**TASK TO CARRY OUT:** Would you return all of this data exactly, leaving nothing out?

— Start of SUPPLIED ENTRIES —

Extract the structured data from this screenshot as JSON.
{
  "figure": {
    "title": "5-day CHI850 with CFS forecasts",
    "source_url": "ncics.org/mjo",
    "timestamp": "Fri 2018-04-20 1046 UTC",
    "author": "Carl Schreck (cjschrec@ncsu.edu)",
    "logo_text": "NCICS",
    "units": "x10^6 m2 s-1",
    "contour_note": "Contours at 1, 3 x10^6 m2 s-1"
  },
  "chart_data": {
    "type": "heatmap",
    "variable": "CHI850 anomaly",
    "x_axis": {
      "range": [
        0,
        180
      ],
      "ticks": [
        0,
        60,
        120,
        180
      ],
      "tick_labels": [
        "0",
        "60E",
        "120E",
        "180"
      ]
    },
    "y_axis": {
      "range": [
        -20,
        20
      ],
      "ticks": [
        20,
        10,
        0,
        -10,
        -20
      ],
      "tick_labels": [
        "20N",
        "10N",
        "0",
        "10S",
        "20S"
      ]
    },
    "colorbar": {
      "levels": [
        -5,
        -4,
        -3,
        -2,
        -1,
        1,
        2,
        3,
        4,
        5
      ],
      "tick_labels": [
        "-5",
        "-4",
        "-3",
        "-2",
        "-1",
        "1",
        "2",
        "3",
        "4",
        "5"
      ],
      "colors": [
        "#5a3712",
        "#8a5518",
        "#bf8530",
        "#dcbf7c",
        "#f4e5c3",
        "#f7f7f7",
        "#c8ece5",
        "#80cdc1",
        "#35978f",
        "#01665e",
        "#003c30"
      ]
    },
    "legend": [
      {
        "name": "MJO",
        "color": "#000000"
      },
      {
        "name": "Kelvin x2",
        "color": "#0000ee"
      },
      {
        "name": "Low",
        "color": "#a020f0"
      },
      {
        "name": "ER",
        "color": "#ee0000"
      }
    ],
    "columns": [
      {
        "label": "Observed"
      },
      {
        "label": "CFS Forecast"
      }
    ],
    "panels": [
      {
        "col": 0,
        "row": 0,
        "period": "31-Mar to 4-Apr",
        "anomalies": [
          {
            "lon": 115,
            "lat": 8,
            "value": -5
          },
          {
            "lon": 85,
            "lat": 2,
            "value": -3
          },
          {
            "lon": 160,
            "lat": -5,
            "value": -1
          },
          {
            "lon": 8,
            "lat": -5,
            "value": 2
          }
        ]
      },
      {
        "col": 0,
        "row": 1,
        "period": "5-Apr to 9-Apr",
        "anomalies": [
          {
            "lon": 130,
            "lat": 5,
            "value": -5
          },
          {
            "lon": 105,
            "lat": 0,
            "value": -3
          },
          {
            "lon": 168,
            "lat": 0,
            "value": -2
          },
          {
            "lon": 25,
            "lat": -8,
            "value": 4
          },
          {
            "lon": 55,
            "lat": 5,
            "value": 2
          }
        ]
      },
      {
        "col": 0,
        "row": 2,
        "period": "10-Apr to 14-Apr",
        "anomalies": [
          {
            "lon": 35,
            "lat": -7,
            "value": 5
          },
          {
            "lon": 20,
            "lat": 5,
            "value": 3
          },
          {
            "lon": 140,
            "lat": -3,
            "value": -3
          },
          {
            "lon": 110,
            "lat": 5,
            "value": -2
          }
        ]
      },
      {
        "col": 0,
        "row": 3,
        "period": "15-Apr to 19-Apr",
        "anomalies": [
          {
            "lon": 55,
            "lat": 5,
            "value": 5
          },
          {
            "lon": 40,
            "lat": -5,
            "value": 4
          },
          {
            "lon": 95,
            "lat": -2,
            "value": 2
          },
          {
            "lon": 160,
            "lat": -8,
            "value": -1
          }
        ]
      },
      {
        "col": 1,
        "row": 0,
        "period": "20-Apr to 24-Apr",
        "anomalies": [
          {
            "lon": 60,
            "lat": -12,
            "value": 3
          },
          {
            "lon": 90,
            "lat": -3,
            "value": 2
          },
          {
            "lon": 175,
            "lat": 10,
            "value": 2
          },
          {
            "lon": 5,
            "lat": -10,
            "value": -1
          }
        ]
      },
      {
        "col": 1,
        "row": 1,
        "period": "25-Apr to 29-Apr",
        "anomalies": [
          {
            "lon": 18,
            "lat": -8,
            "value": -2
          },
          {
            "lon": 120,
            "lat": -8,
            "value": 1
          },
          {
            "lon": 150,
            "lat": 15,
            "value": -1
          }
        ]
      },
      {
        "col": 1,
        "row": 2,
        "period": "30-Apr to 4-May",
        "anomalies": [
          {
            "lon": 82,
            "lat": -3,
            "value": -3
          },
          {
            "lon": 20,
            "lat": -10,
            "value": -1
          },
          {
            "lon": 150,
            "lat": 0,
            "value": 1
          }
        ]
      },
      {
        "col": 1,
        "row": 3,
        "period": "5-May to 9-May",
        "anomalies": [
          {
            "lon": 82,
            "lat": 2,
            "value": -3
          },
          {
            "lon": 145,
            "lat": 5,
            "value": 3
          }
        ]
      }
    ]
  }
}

— End of SUPPLIED ENTRIES —

**SOLUTION TO THIS PROBLEM:**
Extract the structured data from this screenshot as JSON.
{
  "figure": {
    "title": "5-day CHI850 with CFS forecasts",
    "source_url": "ncics.org/mjo",
    "timestamp": "Fri 2018-04-20 1046 UTC",
    "author": "Carl Schreck (cjschrec@ncsu.edu)",
    "logo_text": "NCICS",
    "units": "x10^6 m2 s-1",
    "contour_note": "Contours at 1, 3 x10^6 m2 s-1"
  },
  "chart_data": {
    "type": "heatmap",
    "variable": "CHI850 anomaly",
    "x_axis": {
      "range": [
        0,
        180
      ],
      "ticks": [
        0,
        60,
        120,
        180
      ],
      "tick_labels": [
        "0",
        "60E",
        "120E",
        "180"
      ]
    },
    "y_axis": {
      "range": [
        -20,
        20
      ],
      "ticks": [
        20,
        10,
        0,
        -10,
        -20
      ],
      "tick_labels": [
        "20N",
        "10N",
        "0",
        "10S",
        "20S"
      ]
    },
    "colorbar": {
      "levels": [
        -5,
        -4,
        -3,
        -2,
        -1,
        1,
        2,
        3,
        4,
        5
      ],
      "tick_labels": [
        "-5",
        "-4",
        "-3",
        "-2",
        "-1",
        "1",
        "2",
        "3",
        "4",
        "5"
      ],
      "colors": [
        "#5a3712",
        "#8a5518",
        "#bf8530",
        "#dcbf7c",
        "#f4e5c3",
        "#f7f7f7",
        "#c8ece5",
        "#80cdc1",
        "#35978f",
        "#01665e",
        "#003c30"
      ]
    },
    "legend": [
      {
        "name": "MJO",
        "color": "#000000"
      },
      {
        "name": "Kelvin x2",
        "color": "#0000ee"
      },
      {
        "name": "Low",
        "color": "#a020f0"
      },
      {
        "name": "ER",
        "color": "#ee0000"
      }
    ],
    "columns": [
      {
        "label": "Observed"
      },
      {
        "label": "CFS Forecast"
      }
    ],
    "panels": [
      {
        "col": 0,
        "row": 0,
        "period": "31-Mar to 4-Apr",
        "anomalies": [
          {
            "lon": 115,
            "lat": 8,
            "value": -5
          },
          {
            "lon": 85,
            "lat": 2,
            "value": -3
          },
          {
            "lon": 160,
            "lat": -5,
            "value": -1
          },
          {
            "lon": 8,
            "lat": -5,
            "value": 2
          }
        ]
      },
      {
        "col": 0,
        "row": 1,
        "period": "5-Apr to 9-Apr",
        "anomalies": [
          {
            "lon": 130,
            "lat": 5,
            "value": -5
          },
          {
            "lon": 105,
            "lat": 0,
            "value": -3
          },
          {
            "lon": 168,
            "lat": 0,
            "value": -2
          },
          {
            "lon": 25,
            "lat": -8,
            "value": 4
          },
          {
            "lon": 55,
            "lat": 5,
            "value": 2
          }
        ]
      },
      {
        "col": 0,
        "row": 2,
        "period": "10-Apr to 14-Apr",
        "anomalies": [
          {
            "lon": 35,
            "lat": -7,
            "value": 5
          },
          {
            "lon": 20,
            "lat": 5,
            "value": 3
          },
          {
            "lon": 140,
            "lat": -3,
            "value": -3
          },
          {
            "lon": 110,
            "lat": 5,
            "value": -2
          }
        ]
      },
      {
        "col": 0,
        "row": 3,
        "period": "15-Apr to 19-Apr",
        "anomalies": [
          {
            "lon": 55,
            "lat": 5,
            "value": 5
          },
          {
            "lon": 40,
            "lat": -5,
            "value": 4
          },
          {
            "lon": 95,
            "lat": -2,
            "value": 2
          },
          {
            "lon": 160,
            "lat": -8,
            "value": -1
          }
        ]
      },
      {
        "col": 1,
        "row": 0,
        "period": "20-Apr to 24-Apr",
        "anomalies": [
          {
            "lon": 60,
            "lat": -12,
            "value": 3
          },
          {
            "lon": 90,
            "lat": -3,
            "value": 2
          },
          {
            "lon": 175,
            "lat": 10,
            "value": 2
          },
          {
            "lon": 5,
            "lat": -10,
            "value": -1
          }
        ]
      },
      {
        "col": 1,
        "row": 1,
        "period": "25-Apr to 29-Apr",
        "anomalies": [
          {
            "lon": 18,
            "lat": -8,
            "value": -2
          },
          {
            "lon": 120,
            "lat": -8,
            "value": 1
          },
          {
            "lon": 150,
            "lat": 15,
            "value": -1
          }
        ]
      },
      {
        "col": 1,
        "row": 2,
        "period": "30-Apr to 4-May",
        "anomalies": [
          {
            "lon": 82,
            "lat": -3,
            "value": -3
          },
          {
            "lon": 20,
            "lat": -10,
            "value": -1
          },
          {
            "lon": 150,
            "lat": 0,
            "value": 1
          }
        ]
      },
      {
        "col": 1,
        "row": 3,
        "period": "5-May to 9-May",
        "anomalies": [
          {
            "lon": 82,
            "lat": 2,
            "value": -3
          },
          {
            "lon": 145,
            "lat": 5,
            "value": 3
          }
        ]
      }
    ]
  }
}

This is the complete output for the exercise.